* [STATED GOAL]
Copy out every record below with complete accuracy.

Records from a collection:
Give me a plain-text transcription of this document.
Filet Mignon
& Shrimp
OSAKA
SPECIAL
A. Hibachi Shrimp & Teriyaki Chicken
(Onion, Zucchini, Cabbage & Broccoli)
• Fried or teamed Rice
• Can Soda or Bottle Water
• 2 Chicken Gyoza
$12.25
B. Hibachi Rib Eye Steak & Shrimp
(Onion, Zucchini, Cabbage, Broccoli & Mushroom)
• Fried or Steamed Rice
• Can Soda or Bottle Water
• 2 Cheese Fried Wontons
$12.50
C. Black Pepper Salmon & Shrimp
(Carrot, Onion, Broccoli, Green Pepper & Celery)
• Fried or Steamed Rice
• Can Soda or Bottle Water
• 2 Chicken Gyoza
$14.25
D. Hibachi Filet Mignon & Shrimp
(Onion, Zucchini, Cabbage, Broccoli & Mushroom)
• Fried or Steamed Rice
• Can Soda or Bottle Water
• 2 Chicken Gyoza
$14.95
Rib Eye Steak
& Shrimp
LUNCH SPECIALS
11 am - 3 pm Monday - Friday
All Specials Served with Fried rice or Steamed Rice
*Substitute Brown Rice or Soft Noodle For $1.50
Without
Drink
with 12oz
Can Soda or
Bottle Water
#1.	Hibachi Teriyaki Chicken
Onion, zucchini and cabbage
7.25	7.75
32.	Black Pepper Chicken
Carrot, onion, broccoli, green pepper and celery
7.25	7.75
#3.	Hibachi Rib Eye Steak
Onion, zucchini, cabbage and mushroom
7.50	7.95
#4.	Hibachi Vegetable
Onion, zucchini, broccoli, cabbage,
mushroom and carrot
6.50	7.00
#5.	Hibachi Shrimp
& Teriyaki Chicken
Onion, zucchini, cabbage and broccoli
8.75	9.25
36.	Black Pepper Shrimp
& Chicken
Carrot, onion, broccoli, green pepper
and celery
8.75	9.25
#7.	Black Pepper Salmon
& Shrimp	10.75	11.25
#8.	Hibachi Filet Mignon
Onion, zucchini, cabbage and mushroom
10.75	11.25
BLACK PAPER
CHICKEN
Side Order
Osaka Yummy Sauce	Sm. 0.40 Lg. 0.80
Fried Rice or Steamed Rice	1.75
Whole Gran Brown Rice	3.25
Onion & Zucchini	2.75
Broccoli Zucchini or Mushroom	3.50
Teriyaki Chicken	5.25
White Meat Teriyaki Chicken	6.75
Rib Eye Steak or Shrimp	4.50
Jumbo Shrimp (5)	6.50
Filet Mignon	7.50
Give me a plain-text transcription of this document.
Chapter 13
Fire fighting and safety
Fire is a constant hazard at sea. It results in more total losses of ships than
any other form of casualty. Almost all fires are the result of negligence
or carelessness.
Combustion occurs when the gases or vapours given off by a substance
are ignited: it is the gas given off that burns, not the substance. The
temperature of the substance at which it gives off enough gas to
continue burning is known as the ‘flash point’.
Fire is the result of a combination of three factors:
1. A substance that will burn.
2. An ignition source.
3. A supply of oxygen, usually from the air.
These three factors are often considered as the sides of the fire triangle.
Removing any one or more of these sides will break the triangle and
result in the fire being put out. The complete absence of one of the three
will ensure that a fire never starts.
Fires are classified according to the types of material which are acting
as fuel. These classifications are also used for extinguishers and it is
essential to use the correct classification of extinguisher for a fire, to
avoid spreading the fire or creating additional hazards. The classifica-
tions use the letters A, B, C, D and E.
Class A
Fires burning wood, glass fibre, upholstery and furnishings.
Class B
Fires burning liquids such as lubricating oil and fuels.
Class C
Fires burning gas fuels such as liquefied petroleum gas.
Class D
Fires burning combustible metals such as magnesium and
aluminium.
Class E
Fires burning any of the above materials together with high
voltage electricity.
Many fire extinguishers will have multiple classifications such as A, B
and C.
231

* [RESPONSE TO THIS TASK]
Give me a plain-text transcription of this document.
Filet Mignon
& Shrimp
OSAKA
SPECIAL
A. Hibachi Shrimp & Teriyaki Chicken
(Onion, Zucchini, Cabbage & Broccoli)
• Fried or teamed Rice
• Can Soda or Bottle Water
• 2 Chicken Gyoza
$12.25
B. Hibachi Rib Eye Steak & Shrimp
(Onion, Zucchini, Cabbage, Broccoli & Mushroom)
• Fried or Steamed Rice
• Can Soda or Bottle Water
• 2 Cheese Fried Wontons
$12.50
C. Black Pepper Salmon & Shrimp
(Carrot, Onion, Broccoli, Green Pepper & Celery)
• Fried or Steamed Rice
• Can Soda or Bottle Water
• 2 Chicken Gyoza
$14.25
D. Hibachi Filet Mignon & Shrimp
(Onion, Zucchini, Cabbage, Broccoli & Mushroom)
• Fried or Steamed Rice
• Can Soda or Bottle Water
• 2 Chicken Gyoza
$14.95
Rib Eye Steak
& Shrimp
LUNCH SPECIALS
11 am - 3 pm Monday - Friday
All Specials Served with Fried rice or Steamed Rice
*Substitute Brown Rice or Soft Noodle For $1.50
Without
Drink
with 12oz
Can Soda or
Bottle Water
#1.	Hibachi Teriyaki Chicken
Onion, zucchini and cabbage
7.25	7.75
32.	Black Pepper Chicken
Carrot, onion, broccoli, green pepper and celery
7.25	7.75
#3.	Hibachi Rib Eye Steak
Onion, zucchini, cabbage and mushroom
7.50	7.95
#4.	Hibachi Vegetable
Onion, zucchini, broccoli, cabbage,
mushroom and carrot
6.50	7.00
#5.	Hibachi Shrimp
& Teriyaki Chicken
Onion, zucchini, cabbage and broccoli
8.75	9.25
36.	Black Pepper Shrimp
& Chicken
Carrot, onion, broccoli, green pepper
and celery
8.75	9.25
#7.	Black Pepper Salmon
& Shrimp	10.75	11.25
#8.	Hibachi Filet Mignon
Onion, zucchini, cabbage and mushroom
10.75	11.25
BLACK PAPER
CHICKEN
Side Order
Osaka Yummy Sauce	Sm. 0.40 Lg. 0.80
Fried Rice or Steamed Rice	1.75
Whole Gran Brown Rice	3.25
Onion & Zucchini	2.75
Broccoli Zucchini or Mushroom	3.50
Teriyaki Chicken	5.25
White Meat Teriyaki Chicken	6.75
Rib Eye Steak or Shrimp	4.50
Jumbo Shrimp (5)	6.50
Filet Mignon	7.50
Give me a plain-text transcription of this document.
Chapter 13
Fire fighting and safety
Fire is a constant hazard at sea. It results in more total losses of ships than
any other form of casualty. Almost all fires are the result of negligence
or carelessness.
Combustion occurs when the gases or vapours given off by a substance
are ignited: it is the gas given off that burns, not the substance. The
temperature of the substance at which it gives off enough gas to
continue burning is known as the ‘flash point’.
Fire is the result of a combination of three factors:
1. A substance that will burn.
2. An ignition source.
3. A supply of oxygen, usually from the air.
These three factors are often considered as the sides of the fire triangle.
Removing any one or more of these sides will break the triangle and
result in the fire being put out. The complete absence of one of the three
will ensure that a fire never starts.
Fires are classified according to the types of material which are acting
as fuel. These classifications are also used for extinguishers and it is
essential to use the correct classification of extinguisher for a fire, to
avoid spreading the fire or creating additional hazards. The classifica-
tions use the letters A, B, C, D and E.
Class A
Fires burning wood, glass fibre, upholstery and furnishings.
Class B
Fires burning liquids such as lubricating oil and fuels.
Class C
Fires burning gas fuels such as liquefied petroleum gas.
Class D
Fires burning combustible metals such as magnesium and
aluminium.
Class E
Fires burning any of the above materials together with high
voltage electricity.
Many fire extinguishers will have multiple classifications such as A, B
and C.
231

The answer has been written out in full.